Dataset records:
start

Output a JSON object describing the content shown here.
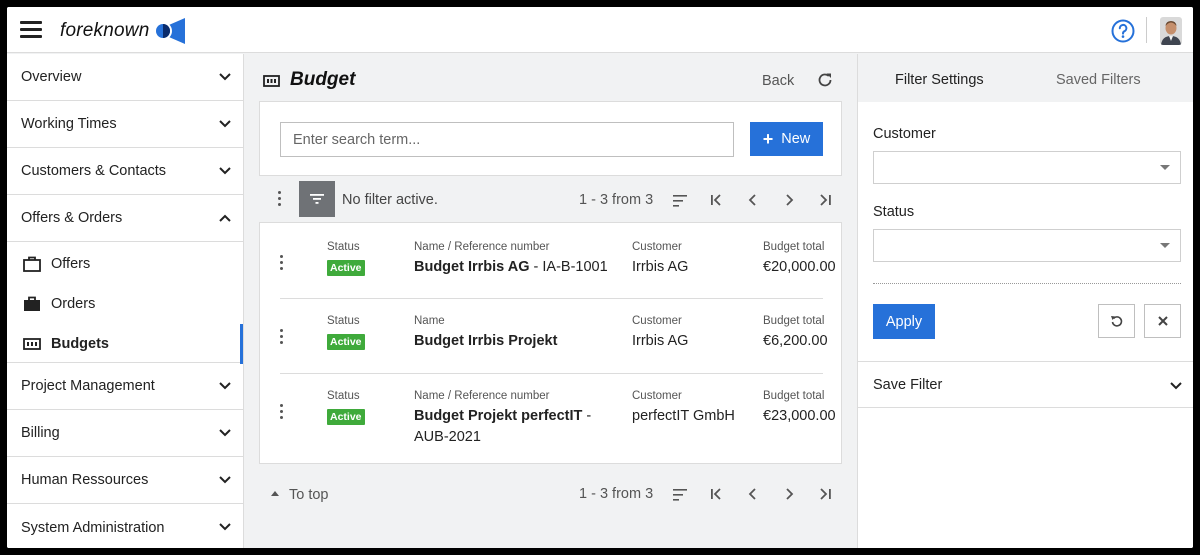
{
  "header": {
    "logo_text": "foreknown",
    "help_icon": "help-circle-icon",
    "brand_color": "#2671d9"
  },
  "sidebar": {
    "items_top": [
      {
        "label": "Overview",
        "expanded": false
      },
      {
        "label": "Working Times",
        "expanded": false
      },
      {
        "label": "Customers & Contacts",
        "expanded": false
      },
      {
        "label": "Offers & Orders",
        "expanded": true
      }
    ],
    "sub_items": [
      {
        "label": "Offers",
        "icon": "briefcase-outline-icon",
        "active": false
      },
      {
        "label": "Orders",
        "icon": "briefcase-filled-icon",
        "active": false
      },
      {
        "label": "Budgets",
        "icon": "budget-counter-icon",
        "active": true
      }
    ],
    "items_bottom": [
      {
        "label": "Project Management",
        "expanded": false
      },
      {
        "label": "Billing",
        "expanded": false
      },
      {
        "label": "Human Ressources",
        "expanded": false
      },
      {
        "label": "System Administration",
        "expanded": false
      }
    ]
  },
  "main": {
    "title": "Budget",
    "back_label": "Back",
    "search_placeholder": "Enter search term...",
    "new_label": "New",
    "filter_status": "No filter active.",
    "pager_text": "1 - 3 from 3",
    "to_top_label": "To top",
    "rows": [
      {
        "status_label": "Status",
        "status": "Active",
        "name_label": "Name / Reference number",
        "name": "Budget Irrbis AG",
        "ref": " - IA-B-1001",
        "name_line2": "",
        "customer_label": "Customer",
        "customer": "Irrbis AG",
        "total_label": "Budget total",
        "total": "€20,000.00"
      },
      {
        "status_label": "Status",
        "status": "Active",
        "name_label": "Name",
        "name": "Budget Irrbis Projekt",
        "ref": "",
        "name_line2": "",
        "customer_label": "Customer",
        "customer": "Irrbis AG",
        "total_label": "Budget total",
        "total": "€6,200.00"
      },
      {
        "status_label": "Status",
        "status": "Active",
        "name_label": "Name / Reference number",
        "name": "Budget Projekt perfectIT",
        "ref": " -",
        "name_line2": "AUB-2021",
        "customer_label": "Customer",
        "customer": "perfectIT GmbH",
        "total_label": "Budget total",
        "total": "€23,000.00"
      }
    ]
  },
  "filter_panel": {
    "tab_settings": "Filter Settings",
    "tab_saved": "Saved Filters",
    "customer_label": "Customer",
    "customer_value": "",
    "status_label": "Status",
    "status_value": "",
    "apply_label": "Apply",
    "save_filter_label": "Save Filter"
  }
}
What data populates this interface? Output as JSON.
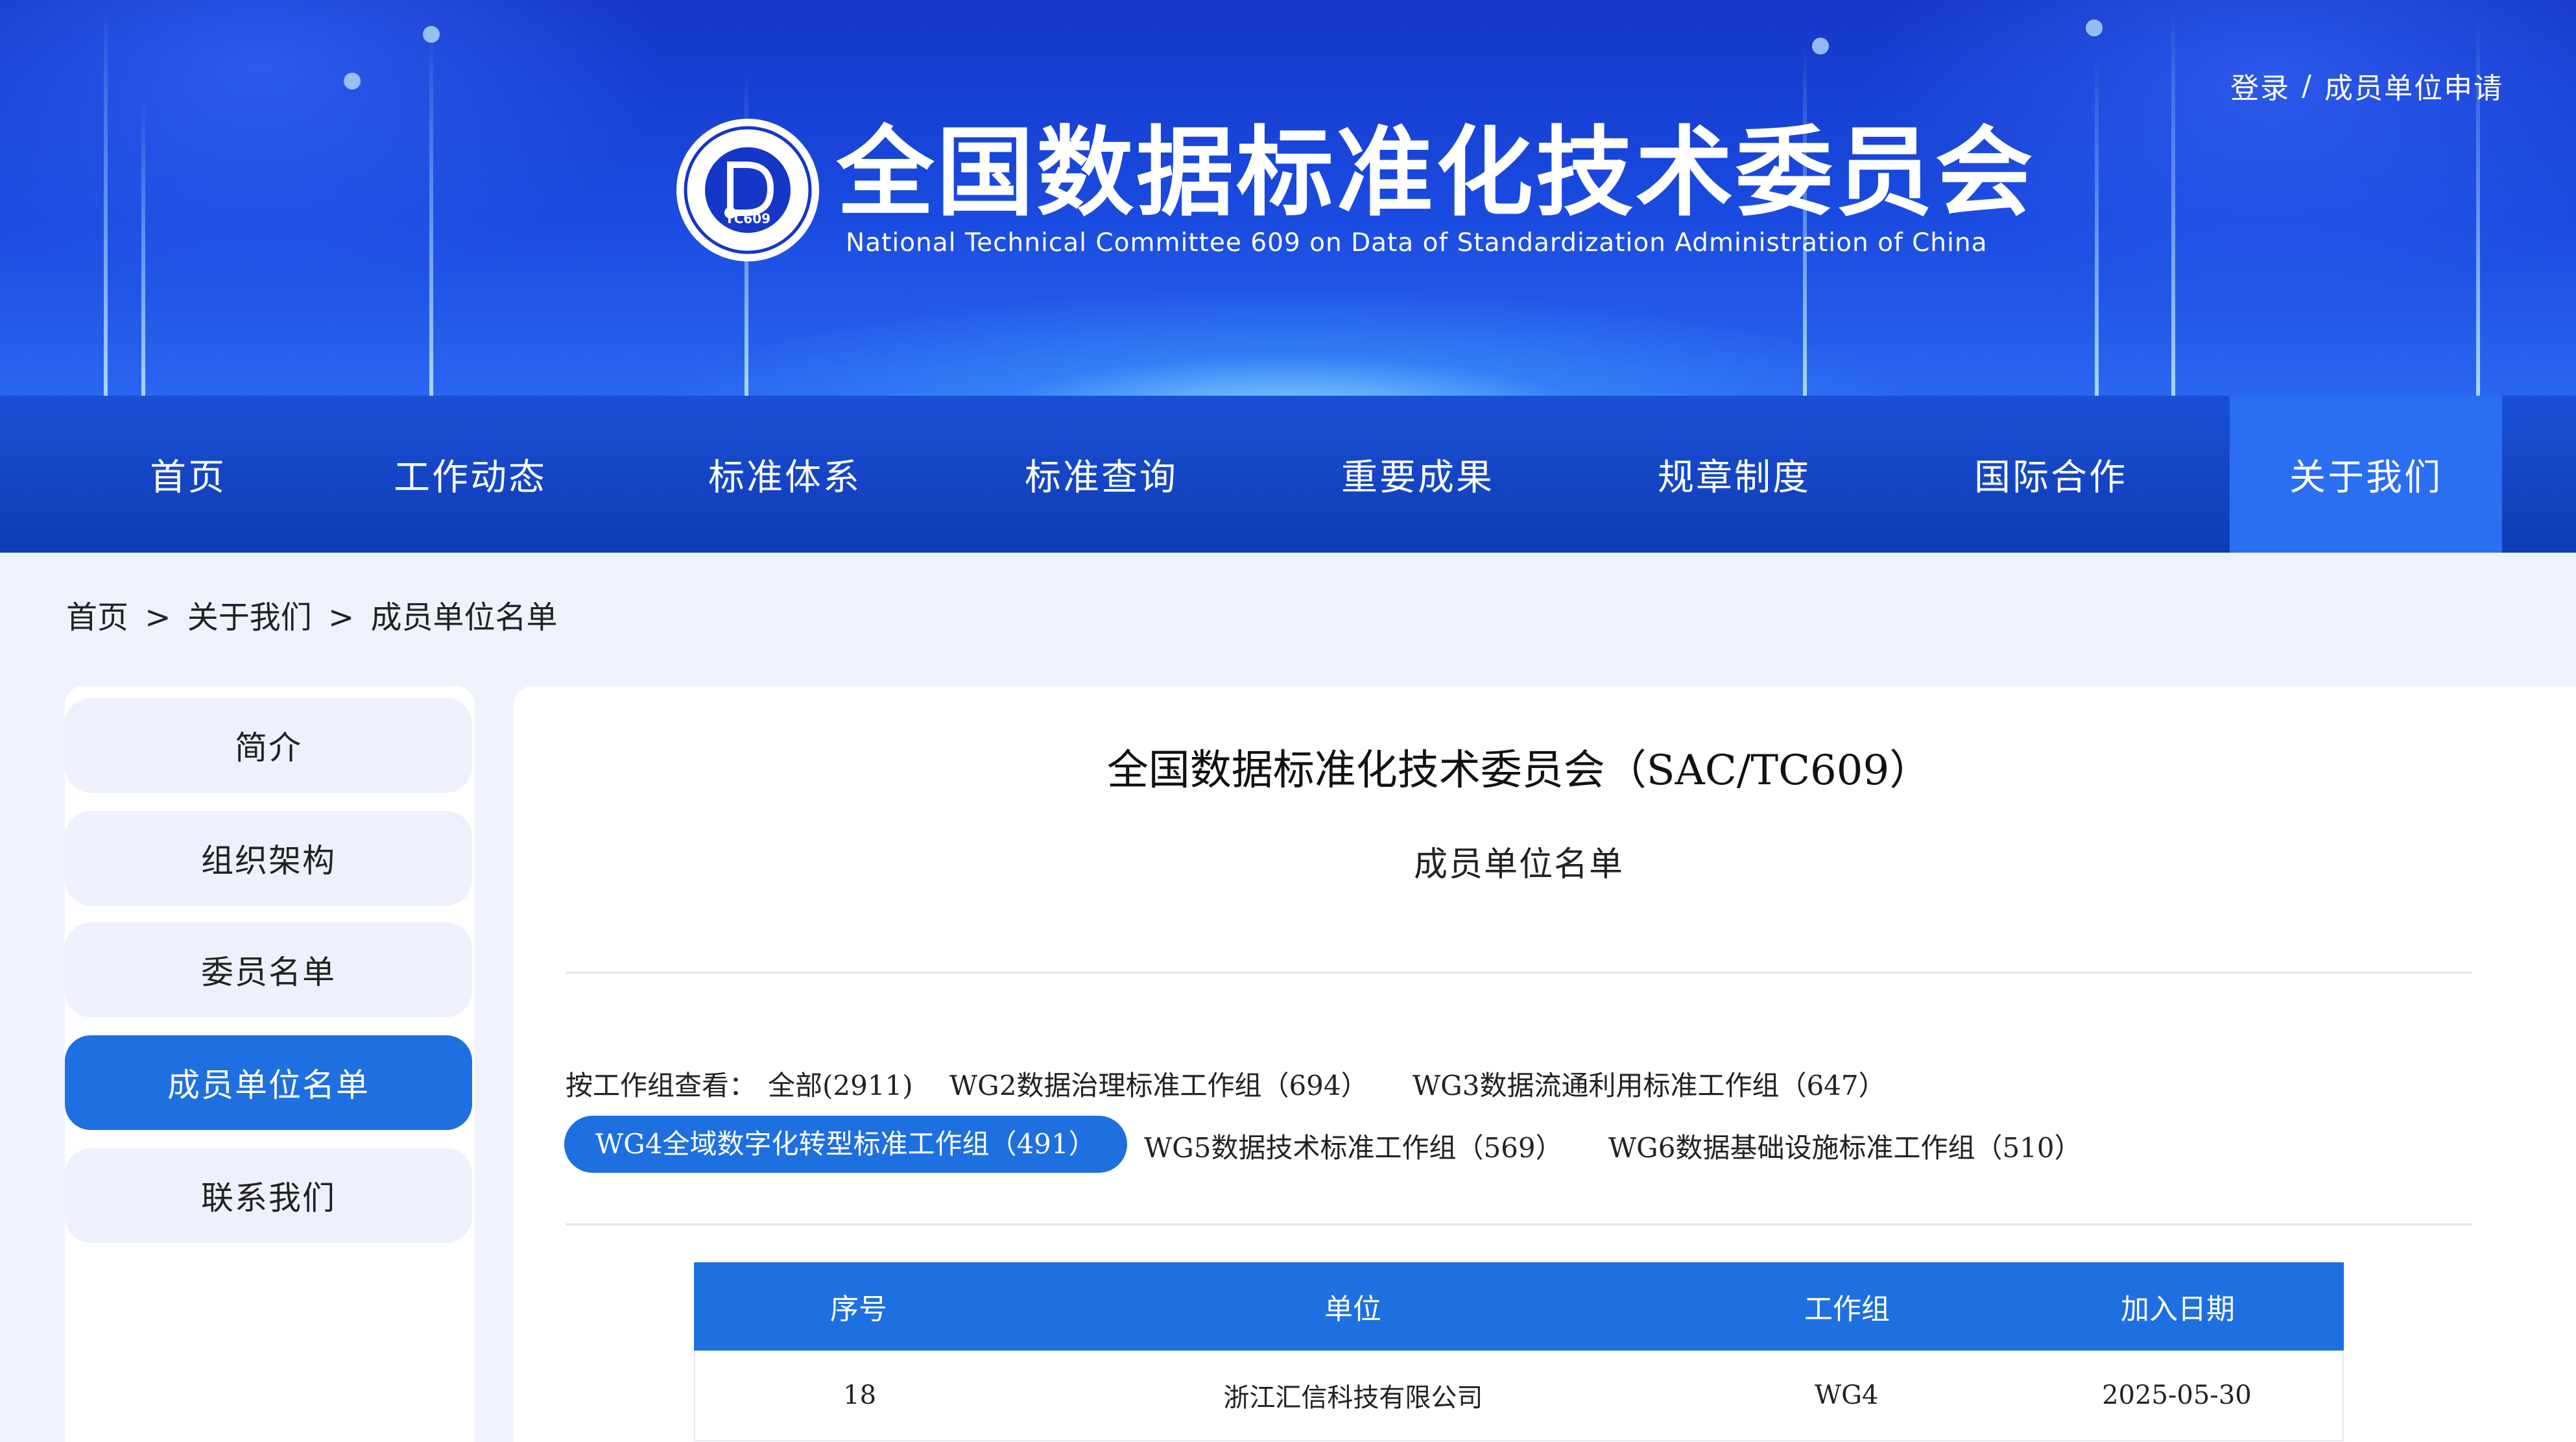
{
  "header": {
    "site_title": "全国数据标准化技术委员会",
    "site_subtitle": "National Technical Committee 609 on Data of Standardization Administration of China",
    "login_link": "登录",
    "link_separator": "/",
    "apply_link": "成员单位申请",
    "seal_badge": "TC609"
  },
  "nav": {
    "items": [
      "首页",
      "工作动态",
      "标准体系",
      "标准查询",
      "重要成果",
      "规章制度",
      "国际合作",
      "关于我们"
    ],
    "active": "关于我们"
  },
  "breadcrumb": {
    "home": "首页",
    "sep": ">",
    "parent": "关于我们",
    "current": "成员单位名单"
  },
  "sidebar": {
    "items": [
      "简介",
      "组织架构",
      "委员名单",
      "成员单位名单",
      "联系我们"
    ],
    "active": "成员单位名单"
  },
  "main": {
    "title": "全国数据标准化技术委员会（SAC/TC609）",
    "subtitle": "成员单位名单",
    "filter_label": "按工作组查看：",
    "filters": [
      "全部(2911)",
      "WG2数据治理标准工作组（694）",
      "WG3数据流通利用标准工作组（647）",
      "WG4全域数字化转型标准工作组（491）",
      "WG5数据技术标准工作组（569）",
      "WG6数据基础设施标准工作组（510）"
    ],
    "active_filter": "WG4全域数字化转型标准工作组（491）"
  },
  "table": {
    "headers": [
      "序号",
      "单位",
      "工作组",
      "加入日期"
    ],
    "rows": [
      [
        "18",
        "浙江汇信科技有限公司",
        "WG4",
        "2025-05-30"
      ]
    ]
  },
  "colors": {
    "nav_bg": "#0f3cb4",
    "accent": "#1e6fe0",
    "nav_active": "#2a6ef2"
  }
}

end

Make an exact copy of the records above, with the pictures left out.

Output a JSON object describing the content shown here.
{
  "header": {
    "logo_text": "foreknown",
    "help_icon": "help-circle-icon",
    "brand_color": "#2671d9"
  },
  "sidebar": {
    "items_top": [
      {
        "label": "Overview",
        "expanded": false
      },
      {
        "label": "Working Times",
        "expanded": false
      },
      {
        "label": "Customers & Contacts",
        "expanded": false
      },
      {
        "label": "Offers & Orders",
        "expanded": true
      }
    ],
    "sub_items": [
      {
        "label": "Offers",
        "icon": "briefcase-outline-icon",
        "active": false
      },
      {
        "label": "Orders",
        "icon": "briefcase-filled-icon",
        "active": false
      },
      {
        "label": "Budgets",
        "icon": "budget-counter-icon",
        "active": true
      }
    ],
    "items_bottom": [
      {
        "label": "Project Management",
        "expanded": false
      },
      {
        "label": "Billing",
        "expanded": false
      },
      {
        "label": "Human Ressources",
        "expanded": false
      },
      {
        "label": "System Administration",
        "expanded": false
      }
    ]
  },
  "main": {
    "title": "Budget",
    "back_label": "Back",
    "search_placeholder": "Enter search term...",
    "new_label": "New",
    "filter_status": "No filter active.",
    "pager_text": "1 - 3 from 3",
    "to_top_label": "To top",
    "rows": [
      {
        "status_label": "Status",
        "status": "Active",
        "name_label": "Name / Reference number",
        "name": "Budget Irrbis AG",
        "ref": " - IA-B-1001",
        "name_line2": "",
        "customer_label": "Customer",
        "customer": "Irrbis AG",
        "total_label": "Budget total",
        "total": "€20,000.00"
      },
      {
        "status_label": "Status",
        "status": "Active",
        "name_label": "Name",
        "name": "Budget Irrbis Projekt",
        "ref": "",
        "name_line2": "",
        "customer_label": "Customer",
        "customer": "Irrbis AG",
        "total_label": "Budget total",
        "total": "€6,200.00"
      },
      {
        "status_label": "Status",
        "status": "Active",
        "name_label": "Name / Reference number",
        "name": "Budget Projekt perfectIT",
        "ref": " -",
        "name_line2": "AUB-2021",
        "customer_label": "Customer",
        "customer": "perfectIT GmbH",
        "total_label": "Budget total",
        "total": "€23,000.00"
      }
    ]
  },
  "filter_panel": {
    "tab_settings": "Filter Settings",
    "tab_saved": "Saved Filters",
    "customer_label": "Customer",
    "customer_value": "",
    "status_label": "Status",
    "status_value": "",
    "apply_label": "Apply",
    "save_filter_label": "Save Filter"
  }
}
What data populates this interface? Output as JSON.
{
  "header": {
    "site_title": "全国数据标准化技术委员会",
    "site_subtitle": "National Technical Committee 609 on Data of Standardization Administration of China",
    "login_link": "登录",
    "link_separator": "/",
    "apply_link": "成员单位申请",
    "seal_badge": "TC609"
  },
  "nav": {
    "items": [
      "首页",
      "工作动态",
      "标准体系",
      "标准查询",
      "重要成果",
      "规章制度",
      "国际合作",
      "关于我们"
    ],
    "active": "关于我们"
  },
  "breadcrumb": {
    "home": "首页",
    "sep": ">",
    "parent": "关于我们",
    "current": "成员单位名单"
  },
  "sidebar": {
    "items": [
      "简介",
      "组织架构",
      "委员名单",
      "成员单位名单",
      "联系我们"
    ],
    "active": "成员单位名单"
  },
  "main": {
    "title": "全国数据标准化技术委员会（SAC/TC609）",
    "subtitle": "成员单位名单",
    "filter_label": "按工作组查看：",
    "filters": [
      "全部(2911)",
      "WG2数据治理标准工作组（694）",
      "WG3数据流通利用标准工作组（647）",
      "WG4全域数字化转型标准工作组（491）",
      "WG5数据技术标准工作组（569）",
      "WG6数据基础设施标准工作组（510）"
    ],
    "active_filter": "WG4全域数字化转型标准工作组（491）"
  },
  "table": {
    "headers": [
      "序号",
      "单位",
      "工作组",
      "加入日期"
    ],
    "rows": [
      [
        "18",
        "浙江汇信科技有限公司",
        "WG4",
        "2025-05-30"
      ]
    ]
  },
  "colors": {
    "nav_bg": "#0f3cb4",
    "accent": "#1e6fe0",
    "nav_active": "#2a6ef2"
  }
}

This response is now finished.